>> begin RAW RECORDS

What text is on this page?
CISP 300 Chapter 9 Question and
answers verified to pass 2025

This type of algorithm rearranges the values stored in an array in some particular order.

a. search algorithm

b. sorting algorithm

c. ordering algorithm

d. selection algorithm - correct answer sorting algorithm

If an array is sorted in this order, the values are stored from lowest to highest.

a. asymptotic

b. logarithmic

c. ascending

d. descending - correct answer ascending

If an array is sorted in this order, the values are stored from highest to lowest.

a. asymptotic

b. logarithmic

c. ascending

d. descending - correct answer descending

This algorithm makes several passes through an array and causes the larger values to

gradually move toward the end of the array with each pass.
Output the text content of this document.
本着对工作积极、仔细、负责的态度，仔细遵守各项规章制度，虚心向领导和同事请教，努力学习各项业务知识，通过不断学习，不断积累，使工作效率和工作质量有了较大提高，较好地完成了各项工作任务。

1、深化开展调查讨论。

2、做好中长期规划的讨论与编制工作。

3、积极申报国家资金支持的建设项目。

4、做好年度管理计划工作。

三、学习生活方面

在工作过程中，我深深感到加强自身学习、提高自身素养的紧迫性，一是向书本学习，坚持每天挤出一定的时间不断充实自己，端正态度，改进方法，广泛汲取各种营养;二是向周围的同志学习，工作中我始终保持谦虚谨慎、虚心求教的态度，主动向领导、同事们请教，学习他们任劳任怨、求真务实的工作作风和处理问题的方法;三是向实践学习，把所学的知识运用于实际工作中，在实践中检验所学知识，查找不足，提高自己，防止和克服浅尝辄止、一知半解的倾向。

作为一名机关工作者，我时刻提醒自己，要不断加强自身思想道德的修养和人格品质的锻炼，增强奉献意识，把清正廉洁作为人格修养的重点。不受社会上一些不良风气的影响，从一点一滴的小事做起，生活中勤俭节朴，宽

>> end RAW RECORDS

▶ YOUR OBJECTIVE
Among the lines of the material above, how many include the string "text"? Report only that number.

▶ OUTPUT BELOW
2